- Opening Delimiter -

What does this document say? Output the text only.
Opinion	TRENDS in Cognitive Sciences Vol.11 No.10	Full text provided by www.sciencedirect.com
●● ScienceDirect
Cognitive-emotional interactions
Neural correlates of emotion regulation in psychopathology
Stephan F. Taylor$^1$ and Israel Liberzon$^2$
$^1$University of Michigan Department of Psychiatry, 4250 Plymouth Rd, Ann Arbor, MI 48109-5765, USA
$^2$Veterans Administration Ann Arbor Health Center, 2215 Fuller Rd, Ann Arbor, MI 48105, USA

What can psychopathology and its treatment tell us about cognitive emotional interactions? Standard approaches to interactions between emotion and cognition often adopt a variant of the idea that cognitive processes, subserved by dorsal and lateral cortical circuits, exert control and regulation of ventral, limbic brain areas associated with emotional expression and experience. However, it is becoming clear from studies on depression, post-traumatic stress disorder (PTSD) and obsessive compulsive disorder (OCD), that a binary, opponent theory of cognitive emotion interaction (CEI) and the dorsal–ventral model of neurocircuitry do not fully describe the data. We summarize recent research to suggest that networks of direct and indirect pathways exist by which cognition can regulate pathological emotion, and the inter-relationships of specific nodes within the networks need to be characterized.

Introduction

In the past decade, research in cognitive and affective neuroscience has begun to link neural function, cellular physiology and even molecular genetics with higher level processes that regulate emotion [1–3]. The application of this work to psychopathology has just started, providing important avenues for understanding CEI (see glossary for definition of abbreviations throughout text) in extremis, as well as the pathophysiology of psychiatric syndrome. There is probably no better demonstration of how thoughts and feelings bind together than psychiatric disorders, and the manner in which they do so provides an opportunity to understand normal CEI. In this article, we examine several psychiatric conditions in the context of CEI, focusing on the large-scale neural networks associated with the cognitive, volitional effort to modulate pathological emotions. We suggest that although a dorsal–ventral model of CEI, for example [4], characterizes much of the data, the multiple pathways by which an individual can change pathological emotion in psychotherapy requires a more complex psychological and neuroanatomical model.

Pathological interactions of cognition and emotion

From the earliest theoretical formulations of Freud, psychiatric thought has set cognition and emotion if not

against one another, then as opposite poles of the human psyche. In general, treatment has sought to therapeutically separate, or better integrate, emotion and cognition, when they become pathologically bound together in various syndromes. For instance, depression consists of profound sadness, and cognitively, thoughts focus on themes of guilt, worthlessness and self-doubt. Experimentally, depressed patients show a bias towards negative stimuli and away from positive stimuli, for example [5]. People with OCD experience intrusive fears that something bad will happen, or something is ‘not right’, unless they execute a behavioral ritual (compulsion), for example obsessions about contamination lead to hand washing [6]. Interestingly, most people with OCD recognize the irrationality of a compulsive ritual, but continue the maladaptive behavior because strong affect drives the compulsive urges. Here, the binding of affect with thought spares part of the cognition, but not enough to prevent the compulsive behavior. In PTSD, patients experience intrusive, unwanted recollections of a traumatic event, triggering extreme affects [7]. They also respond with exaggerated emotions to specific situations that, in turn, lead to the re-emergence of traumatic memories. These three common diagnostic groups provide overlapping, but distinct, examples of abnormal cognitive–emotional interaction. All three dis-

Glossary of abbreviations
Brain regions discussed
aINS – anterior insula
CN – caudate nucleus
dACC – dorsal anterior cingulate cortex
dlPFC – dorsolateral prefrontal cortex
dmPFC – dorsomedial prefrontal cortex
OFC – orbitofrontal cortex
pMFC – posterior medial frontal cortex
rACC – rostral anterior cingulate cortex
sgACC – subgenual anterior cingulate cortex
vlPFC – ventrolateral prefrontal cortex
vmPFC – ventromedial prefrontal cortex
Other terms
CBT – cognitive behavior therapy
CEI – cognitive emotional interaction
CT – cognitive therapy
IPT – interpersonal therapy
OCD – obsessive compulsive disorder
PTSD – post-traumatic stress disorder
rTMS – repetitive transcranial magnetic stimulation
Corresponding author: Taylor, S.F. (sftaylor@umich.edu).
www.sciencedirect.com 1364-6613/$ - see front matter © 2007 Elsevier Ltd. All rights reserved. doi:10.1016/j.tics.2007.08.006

- Closing Delimiter -

*WHAT IS NEEDED*: Lines of the data above that include the string "Taylor" must each be copied.

*EXERCISE RESPONSE*:
Stephan F. Taylor$^1$ and Israel Liberzon$^2$
Corresponding author: Taylor, S.F. (sftaylor@umich.edu).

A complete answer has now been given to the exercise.